-- start of Rows --

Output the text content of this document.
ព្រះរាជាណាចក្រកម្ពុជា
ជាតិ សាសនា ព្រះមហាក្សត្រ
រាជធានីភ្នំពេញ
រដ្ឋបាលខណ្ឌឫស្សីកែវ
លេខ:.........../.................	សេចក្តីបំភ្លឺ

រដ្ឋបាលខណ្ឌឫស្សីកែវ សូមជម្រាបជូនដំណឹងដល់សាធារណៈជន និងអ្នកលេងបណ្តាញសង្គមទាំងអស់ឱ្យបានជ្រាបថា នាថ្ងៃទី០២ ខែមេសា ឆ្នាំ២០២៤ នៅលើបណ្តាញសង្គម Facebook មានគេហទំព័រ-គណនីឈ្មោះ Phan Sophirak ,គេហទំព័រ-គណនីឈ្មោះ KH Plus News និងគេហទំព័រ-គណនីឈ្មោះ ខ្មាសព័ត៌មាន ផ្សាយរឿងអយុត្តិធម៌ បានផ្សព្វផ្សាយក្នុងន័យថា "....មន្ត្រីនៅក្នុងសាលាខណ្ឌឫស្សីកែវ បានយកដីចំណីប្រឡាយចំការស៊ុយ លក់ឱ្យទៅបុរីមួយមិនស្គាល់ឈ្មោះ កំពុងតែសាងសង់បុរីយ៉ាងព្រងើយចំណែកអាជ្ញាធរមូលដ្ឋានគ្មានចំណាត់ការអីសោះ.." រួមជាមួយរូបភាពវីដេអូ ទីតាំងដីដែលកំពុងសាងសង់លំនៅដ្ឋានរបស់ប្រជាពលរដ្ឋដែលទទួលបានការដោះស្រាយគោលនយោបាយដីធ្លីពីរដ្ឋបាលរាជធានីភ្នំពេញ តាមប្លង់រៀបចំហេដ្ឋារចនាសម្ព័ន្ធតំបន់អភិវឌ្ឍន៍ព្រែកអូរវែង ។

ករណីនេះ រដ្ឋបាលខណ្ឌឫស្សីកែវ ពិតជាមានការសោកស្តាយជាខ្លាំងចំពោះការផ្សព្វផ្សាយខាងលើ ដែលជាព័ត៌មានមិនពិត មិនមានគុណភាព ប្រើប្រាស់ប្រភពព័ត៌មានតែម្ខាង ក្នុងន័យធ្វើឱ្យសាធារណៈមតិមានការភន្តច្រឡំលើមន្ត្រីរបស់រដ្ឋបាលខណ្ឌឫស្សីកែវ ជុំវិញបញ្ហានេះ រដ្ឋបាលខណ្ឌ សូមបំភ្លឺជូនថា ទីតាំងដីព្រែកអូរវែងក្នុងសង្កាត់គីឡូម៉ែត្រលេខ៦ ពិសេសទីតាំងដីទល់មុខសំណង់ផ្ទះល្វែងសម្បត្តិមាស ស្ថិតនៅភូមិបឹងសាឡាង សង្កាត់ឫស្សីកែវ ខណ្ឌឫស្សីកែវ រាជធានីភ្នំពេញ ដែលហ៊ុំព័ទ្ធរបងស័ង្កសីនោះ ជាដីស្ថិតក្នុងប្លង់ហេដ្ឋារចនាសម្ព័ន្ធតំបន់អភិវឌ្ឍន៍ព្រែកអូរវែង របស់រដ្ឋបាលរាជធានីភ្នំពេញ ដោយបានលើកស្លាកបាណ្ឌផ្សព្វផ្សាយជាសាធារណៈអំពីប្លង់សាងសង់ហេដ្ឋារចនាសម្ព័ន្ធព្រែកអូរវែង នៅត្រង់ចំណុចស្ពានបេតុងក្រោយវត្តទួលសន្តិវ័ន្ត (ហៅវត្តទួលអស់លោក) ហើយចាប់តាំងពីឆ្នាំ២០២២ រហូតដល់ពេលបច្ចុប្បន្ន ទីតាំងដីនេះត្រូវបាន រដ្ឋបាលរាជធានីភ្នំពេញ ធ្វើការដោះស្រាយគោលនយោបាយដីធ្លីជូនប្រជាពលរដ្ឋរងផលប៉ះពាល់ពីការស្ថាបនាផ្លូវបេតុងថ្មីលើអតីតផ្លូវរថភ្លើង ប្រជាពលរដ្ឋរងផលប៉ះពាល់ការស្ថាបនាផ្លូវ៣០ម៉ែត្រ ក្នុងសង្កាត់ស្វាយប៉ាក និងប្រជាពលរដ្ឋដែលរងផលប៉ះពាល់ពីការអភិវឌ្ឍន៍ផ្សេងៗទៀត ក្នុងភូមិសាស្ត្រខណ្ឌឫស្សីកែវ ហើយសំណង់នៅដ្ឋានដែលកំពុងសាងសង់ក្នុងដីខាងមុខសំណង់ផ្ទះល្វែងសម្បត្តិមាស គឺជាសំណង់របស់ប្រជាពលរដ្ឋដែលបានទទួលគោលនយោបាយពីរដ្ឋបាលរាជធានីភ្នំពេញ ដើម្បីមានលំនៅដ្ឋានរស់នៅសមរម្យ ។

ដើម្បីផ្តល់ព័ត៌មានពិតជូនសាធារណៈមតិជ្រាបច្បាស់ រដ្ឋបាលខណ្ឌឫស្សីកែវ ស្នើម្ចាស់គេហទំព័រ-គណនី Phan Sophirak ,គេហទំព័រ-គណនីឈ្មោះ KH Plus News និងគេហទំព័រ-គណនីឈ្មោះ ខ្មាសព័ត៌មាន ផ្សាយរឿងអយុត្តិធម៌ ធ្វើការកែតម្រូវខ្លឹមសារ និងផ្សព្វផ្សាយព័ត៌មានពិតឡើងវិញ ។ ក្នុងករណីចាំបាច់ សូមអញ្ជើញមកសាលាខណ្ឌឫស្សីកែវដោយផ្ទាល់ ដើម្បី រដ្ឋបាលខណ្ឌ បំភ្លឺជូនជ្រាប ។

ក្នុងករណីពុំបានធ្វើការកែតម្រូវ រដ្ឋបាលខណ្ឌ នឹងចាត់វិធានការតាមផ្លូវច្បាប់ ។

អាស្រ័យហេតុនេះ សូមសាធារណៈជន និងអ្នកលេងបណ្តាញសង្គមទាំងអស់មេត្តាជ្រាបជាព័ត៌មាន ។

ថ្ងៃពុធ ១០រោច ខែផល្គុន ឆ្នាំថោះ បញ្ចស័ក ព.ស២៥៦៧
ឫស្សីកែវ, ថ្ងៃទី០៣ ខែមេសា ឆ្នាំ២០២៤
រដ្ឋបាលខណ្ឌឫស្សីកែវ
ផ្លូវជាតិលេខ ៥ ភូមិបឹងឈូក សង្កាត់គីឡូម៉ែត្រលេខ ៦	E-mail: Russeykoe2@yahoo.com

-- end of Rows --
-- start of Rows --

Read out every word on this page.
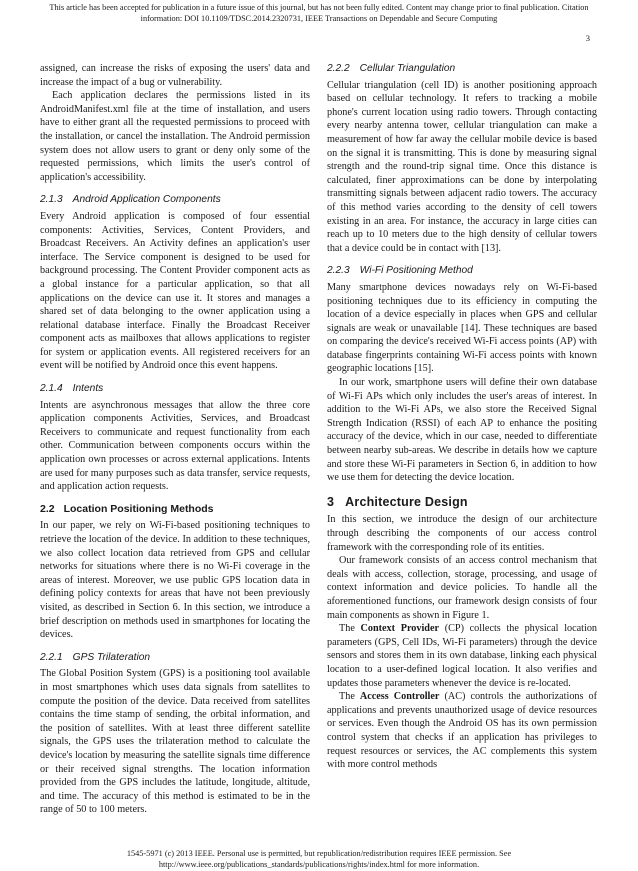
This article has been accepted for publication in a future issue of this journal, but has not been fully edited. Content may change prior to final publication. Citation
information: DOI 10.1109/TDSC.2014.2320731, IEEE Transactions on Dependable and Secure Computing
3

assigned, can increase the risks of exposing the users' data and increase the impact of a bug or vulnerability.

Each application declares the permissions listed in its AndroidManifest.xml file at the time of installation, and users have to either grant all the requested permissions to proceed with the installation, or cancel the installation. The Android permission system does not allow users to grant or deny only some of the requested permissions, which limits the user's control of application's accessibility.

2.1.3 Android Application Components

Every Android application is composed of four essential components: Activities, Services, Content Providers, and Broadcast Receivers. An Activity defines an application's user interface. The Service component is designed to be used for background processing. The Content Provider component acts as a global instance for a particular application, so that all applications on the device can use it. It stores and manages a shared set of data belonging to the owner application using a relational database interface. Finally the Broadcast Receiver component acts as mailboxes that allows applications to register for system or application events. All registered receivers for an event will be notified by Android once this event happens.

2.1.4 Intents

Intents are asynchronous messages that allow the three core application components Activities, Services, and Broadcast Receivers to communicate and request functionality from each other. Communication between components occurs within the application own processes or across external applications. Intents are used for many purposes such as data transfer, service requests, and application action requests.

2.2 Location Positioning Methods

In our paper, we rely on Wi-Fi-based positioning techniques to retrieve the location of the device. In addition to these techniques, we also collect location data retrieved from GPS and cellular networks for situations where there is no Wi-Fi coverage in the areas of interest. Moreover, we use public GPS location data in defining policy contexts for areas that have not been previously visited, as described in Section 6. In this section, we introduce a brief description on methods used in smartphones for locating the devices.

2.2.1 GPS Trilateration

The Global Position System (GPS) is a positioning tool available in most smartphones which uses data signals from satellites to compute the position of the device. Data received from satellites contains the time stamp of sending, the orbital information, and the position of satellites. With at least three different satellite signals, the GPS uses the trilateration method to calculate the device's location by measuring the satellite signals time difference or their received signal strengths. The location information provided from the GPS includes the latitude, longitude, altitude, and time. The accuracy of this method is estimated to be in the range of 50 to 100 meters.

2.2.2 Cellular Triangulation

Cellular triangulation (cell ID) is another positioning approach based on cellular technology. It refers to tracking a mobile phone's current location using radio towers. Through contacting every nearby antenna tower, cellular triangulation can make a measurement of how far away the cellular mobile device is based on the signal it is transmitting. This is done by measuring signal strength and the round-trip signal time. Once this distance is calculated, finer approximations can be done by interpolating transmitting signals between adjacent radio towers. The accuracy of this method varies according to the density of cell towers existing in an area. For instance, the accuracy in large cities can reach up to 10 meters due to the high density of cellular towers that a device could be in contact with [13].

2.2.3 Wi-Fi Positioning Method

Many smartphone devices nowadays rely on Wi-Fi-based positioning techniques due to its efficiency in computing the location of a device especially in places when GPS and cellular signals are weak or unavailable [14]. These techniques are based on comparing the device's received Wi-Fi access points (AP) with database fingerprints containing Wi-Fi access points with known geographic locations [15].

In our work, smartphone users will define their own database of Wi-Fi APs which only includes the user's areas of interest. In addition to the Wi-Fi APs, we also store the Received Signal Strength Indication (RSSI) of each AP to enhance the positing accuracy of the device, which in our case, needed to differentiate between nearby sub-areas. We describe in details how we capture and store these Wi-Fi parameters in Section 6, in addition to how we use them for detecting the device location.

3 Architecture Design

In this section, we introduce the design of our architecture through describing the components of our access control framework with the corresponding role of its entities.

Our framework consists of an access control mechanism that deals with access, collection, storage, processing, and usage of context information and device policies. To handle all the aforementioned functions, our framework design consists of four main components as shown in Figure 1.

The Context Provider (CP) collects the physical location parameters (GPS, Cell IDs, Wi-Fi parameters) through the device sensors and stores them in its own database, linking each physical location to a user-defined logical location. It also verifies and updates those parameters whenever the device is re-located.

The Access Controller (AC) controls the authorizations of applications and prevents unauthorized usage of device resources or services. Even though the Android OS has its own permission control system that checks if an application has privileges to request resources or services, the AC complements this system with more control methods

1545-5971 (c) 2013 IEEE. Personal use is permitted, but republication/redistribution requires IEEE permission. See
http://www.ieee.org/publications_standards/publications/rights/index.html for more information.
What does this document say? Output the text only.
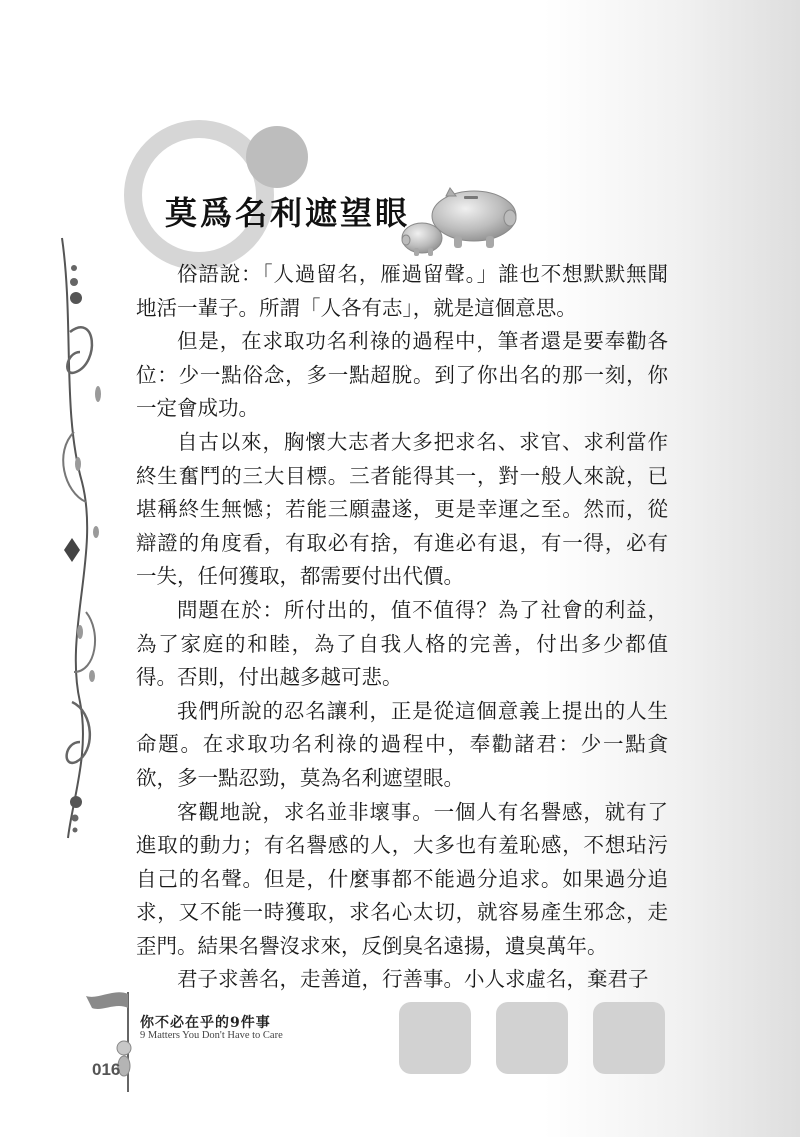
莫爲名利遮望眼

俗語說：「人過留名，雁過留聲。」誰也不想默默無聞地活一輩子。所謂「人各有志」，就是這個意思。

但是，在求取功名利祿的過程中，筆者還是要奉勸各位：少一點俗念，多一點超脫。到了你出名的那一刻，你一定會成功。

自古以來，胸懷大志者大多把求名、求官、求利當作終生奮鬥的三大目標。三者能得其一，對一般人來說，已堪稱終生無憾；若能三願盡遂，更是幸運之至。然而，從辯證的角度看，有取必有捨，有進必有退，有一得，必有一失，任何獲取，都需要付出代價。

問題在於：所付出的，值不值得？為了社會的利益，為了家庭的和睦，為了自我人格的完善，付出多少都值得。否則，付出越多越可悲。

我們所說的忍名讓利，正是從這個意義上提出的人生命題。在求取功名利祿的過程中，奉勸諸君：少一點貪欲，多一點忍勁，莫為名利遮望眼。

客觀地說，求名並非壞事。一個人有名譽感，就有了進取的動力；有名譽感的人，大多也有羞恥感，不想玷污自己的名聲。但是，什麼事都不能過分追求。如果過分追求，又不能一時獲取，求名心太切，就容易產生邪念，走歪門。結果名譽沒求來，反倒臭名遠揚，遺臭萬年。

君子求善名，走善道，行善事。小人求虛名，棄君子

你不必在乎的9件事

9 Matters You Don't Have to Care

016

-- end of Rows --

#### Given exercise:
Scan the material above. Copy each line that holds the word "document".

#### Result of this exercise:
Output the text content of this document.
What does this document say? Output the text only.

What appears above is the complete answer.